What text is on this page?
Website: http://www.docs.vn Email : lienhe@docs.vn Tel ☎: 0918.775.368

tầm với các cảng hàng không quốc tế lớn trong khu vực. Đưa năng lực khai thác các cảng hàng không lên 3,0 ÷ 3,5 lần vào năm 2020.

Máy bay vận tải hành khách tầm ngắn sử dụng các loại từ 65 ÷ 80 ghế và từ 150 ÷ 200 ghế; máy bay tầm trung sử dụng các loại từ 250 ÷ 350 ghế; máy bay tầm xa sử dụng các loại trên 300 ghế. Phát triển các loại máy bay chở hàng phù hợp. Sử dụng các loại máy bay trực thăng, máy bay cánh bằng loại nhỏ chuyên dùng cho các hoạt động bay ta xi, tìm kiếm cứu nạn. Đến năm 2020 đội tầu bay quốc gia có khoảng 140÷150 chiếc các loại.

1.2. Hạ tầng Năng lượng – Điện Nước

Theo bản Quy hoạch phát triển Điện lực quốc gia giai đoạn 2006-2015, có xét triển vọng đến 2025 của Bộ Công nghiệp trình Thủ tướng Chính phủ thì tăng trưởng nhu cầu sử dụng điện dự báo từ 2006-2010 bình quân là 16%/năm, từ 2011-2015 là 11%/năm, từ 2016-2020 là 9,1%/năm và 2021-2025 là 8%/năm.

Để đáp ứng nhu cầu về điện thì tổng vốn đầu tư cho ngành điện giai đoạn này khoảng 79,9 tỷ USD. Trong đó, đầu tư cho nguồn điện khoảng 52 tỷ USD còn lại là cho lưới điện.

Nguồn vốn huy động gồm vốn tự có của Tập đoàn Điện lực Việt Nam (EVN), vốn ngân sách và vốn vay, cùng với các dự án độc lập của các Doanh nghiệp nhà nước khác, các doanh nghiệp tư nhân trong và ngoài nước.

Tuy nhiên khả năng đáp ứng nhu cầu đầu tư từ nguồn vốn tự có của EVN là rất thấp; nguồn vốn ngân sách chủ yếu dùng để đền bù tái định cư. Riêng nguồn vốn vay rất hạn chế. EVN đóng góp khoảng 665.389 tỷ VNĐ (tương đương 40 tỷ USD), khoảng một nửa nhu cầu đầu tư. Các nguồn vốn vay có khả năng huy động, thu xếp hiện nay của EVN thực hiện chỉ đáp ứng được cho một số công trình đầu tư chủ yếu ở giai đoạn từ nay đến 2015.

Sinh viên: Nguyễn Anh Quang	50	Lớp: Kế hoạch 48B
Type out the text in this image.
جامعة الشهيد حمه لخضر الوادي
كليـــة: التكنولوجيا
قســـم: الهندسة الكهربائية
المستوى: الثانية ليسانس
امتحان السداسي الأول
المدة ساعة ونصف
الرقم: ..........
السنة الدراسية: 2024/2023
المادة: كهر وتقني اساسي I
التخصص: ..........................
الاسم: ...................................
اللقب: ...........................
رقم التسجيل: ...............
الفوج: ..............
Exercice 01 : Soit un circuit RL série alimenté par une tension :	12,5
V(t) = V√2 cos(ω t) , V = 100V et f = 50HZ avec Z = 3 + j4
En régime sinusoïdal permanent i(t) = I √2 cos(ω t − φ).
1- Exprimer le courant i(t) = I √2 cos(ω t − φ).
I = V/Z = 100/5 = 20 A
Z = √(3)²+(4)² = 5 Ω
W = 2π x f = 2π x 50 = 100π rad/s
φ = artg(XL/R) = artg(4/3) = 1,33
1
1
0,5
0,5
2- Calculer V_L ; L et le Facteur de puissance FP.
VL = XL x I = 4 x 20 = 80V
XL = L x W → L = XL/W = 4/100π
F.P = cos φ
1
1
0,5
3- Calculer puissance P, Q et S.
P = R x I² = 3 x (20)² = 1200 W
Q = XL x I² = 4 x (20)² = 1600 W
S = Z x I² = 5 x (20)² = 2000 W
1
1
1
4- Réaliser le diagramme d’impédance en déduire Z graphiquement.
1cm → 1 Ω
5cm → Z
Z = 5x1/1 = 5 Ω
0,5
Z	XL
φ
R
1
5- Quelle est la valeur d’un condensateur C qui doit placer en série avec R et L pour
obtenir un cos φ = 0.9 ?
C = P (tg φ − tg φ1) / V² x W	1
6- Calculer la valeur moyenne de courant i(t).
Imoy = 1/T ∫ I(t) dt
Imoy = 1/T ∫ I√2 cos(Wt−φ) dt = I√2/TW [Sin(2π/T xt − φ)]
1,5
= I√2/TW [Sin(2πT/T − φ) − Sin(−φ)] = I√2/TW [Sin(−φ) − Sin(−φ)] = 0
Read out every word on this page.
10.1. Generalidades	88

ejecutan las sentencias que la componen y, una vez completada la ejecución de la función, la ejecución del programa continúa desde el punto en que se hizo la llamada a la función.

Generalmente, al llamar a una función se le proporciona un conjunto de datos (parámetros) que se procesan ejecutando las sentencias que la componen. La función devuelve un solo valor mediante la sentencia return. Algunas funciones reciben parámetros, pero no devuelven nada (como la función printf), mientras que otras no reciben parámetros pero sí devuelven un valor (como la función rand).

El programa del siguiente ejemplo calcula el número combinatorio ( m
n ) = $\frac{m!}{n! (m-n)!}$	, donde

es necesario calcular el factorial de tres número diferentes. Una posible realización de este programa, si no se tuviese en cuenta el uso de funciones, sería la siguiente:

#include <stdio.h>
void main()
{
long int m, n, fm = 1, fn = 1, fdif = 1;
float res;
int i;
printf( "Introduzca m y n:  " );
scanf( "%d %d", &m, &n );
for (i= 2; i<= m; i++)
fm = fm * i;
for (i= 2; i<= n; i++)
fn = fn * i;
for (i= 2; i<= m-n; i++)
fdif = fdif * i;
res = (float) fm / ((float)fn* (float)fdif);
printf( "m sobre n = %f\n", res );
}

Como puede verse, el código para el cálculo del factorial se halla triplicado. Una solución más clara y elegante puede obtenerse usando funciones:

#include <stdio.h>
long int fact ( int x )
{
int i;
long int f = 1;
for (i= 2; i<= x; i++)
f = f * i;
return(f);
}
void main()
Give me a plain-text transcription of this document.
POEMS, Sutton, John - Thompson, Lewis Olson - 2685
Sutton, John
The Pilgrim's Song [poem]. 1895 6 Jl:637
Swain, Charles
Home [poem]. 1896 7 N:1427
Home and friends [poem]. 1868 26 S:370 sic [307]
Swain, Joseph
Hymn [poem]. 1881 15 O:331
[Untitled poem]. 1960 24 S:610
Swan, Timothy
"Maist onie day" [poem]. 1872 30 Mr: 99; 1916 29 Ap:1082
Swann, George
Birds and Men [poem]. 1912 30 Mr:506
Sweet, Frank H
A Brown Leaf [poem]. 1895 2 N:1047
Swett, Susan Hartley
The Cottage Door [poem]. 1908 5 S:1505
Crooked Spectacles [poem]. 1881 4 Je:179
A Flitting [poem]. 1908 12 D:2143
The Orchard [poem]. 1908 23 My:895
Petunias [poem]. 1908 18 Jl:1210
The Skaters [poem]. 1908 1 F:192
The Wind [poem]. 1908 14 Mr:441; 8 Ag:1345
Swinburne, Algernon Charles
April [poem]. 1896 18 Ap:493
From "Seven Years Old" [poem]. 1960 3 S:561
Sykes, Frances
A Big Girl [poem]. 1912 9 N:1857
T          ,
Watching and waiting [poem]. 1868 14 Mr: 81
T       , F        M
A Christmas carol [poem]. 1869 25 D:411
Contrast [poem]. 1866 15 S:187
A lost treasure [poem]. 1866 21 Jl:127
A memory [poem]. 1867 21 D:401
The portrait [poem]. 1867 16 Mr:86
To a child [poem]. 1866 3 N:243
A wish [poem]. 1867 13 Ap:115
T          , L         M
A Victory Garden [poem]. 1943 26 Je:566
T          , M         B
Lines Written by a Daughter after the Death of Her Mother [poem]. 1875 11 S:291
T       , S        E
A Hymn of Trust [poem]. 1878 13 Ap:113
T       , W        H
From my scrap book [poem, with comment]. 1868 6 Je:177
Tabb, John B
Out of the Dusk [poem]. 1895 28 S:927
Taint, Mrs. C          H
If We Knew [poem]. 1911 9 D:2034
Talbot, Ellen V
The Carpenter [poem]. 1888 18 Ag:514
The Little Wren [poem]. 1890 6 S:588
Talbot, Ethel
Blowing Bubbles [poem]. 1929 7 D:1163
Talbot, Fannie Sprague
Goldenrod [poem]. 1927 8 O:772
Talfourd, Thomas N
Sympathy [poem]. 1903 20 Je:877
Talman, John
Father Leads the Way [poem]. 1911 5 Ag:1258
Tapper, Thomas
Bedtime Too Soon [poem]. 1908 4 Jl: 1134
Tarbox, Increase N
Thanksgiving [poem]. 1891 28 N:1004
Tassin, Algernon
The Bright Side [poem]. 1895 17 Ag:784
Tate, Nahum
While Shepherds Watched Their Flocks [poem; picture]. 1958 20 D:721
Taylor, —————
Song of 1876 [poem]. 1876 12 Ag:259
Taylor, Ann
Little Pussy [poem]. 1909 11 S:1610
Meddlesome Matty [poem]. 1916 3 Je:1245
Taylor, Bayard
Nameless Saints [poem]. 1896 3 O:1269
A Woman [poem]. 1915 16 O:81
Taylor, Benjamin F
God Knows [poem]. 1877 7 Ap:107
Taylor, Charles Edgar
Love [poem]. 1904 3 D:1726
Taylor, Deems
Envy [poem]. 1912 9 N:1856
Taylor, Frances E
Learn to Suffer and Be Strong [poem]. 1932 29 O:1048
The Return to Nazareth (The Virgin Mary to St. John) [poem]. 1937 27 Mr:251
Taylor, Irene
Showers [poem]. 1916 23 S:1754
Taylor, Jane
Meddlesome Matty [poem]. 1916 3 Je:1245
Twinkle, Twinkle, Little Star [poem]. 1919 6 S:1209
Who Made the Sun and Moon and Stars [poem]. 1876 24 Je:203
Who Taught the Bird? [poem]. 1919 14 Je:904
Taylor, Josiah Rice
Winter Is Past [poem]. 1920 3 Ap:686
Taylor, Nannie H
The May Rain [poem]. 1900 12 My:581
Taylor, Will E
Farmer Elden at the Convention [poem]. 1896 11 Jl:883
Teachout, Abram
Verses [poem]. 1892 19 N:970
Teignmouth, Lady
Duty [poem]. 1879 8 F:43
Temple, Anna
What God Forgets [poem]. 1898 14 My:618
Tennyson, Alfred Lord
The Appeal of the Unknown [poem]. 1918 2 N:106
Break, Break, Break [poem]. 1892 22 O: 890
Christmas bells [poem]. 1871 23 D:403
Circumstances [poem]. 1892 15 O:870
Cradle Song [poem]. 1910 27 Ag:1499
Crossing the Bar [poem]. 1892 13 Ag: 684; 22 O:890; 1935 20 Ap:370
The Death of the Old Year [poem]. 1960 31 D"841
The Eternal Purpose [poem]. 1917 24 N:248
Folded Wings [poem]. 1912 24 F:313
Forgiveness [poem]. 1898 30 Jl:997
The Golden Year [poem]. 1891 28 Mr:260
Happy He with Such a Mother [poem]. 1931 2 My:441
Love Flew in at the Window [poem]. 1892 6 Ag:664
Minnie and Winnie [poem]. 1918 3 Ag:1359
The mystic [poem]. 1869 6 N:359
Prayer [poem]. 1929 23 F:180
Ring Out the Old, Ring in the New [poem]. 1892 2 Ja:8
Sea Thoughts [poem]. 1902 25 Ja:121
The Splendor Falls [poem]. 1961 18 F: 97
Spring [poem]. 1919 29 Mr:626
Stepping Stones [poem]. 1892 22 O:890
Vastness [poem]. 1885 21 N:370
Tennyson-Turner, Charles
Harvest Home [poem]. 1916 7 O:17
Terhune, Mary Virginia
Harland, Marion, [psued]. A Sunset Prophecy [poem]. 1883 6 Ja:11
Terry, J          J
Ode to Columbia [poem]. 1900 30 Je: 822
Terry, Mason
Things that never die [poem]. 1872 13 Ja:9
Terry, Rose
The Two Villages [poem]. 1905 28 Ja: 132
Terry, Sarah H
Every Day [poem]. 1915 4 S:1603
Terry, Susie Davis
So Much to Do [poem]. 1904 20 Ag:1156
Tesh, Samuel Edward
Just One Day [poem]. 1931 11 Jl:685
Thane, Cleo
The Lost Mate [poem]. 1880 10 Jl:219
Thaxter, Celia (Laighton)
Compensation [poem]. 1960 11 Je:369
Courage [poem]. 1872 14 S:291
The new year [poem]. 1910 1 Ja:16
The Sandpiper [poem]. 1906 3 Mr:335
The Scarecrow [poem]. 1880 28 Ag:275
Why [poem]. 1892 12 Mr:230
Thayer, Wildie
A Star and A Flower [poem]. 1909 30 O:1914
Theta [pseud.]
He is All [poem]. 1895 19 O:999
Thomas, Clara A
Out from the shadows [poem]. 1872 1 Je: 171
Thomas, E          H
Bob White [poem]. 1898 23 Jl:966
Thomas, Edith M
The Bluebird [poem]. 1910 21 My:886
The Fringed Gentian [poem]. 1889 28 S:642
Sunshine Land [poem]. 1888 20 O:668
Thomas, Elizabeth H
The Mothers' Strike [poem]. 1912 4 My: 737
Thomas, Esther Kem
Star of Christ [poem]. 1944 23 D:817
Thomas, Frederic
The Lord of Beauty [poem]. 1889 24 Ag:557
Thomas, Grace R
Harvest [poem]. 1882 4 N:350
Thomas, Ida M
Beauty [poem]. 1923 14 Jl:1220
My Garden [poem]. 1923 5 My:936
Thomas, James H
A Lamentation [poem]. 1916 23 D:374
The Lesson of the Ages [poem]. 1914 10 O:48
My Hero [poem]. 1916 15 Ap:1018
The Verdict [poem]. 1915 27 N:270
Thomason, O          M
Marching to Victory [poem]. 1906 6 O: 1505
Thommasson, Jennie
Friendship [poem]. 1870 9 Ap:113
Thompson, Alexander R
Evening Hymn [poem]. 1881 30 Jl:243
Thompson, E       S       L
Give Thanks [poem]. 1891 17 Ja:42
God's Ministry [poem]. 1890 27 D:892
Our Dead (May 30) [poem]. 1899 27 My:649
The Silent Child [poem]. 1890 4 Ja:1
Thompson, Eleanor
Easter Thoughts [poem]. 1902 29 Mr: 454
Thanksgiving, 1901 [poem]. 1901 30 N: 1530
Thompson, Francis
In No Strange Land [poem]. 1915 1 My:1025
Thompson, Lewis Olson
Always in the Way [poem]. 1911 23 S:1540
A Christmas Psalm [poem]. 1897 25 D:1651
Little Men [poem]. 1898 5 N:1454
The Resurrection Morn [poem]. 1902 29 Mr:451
• • •
In the listing above, how many lines include the word "courant"? Answer with the number and nothing more.

Exercise result - 2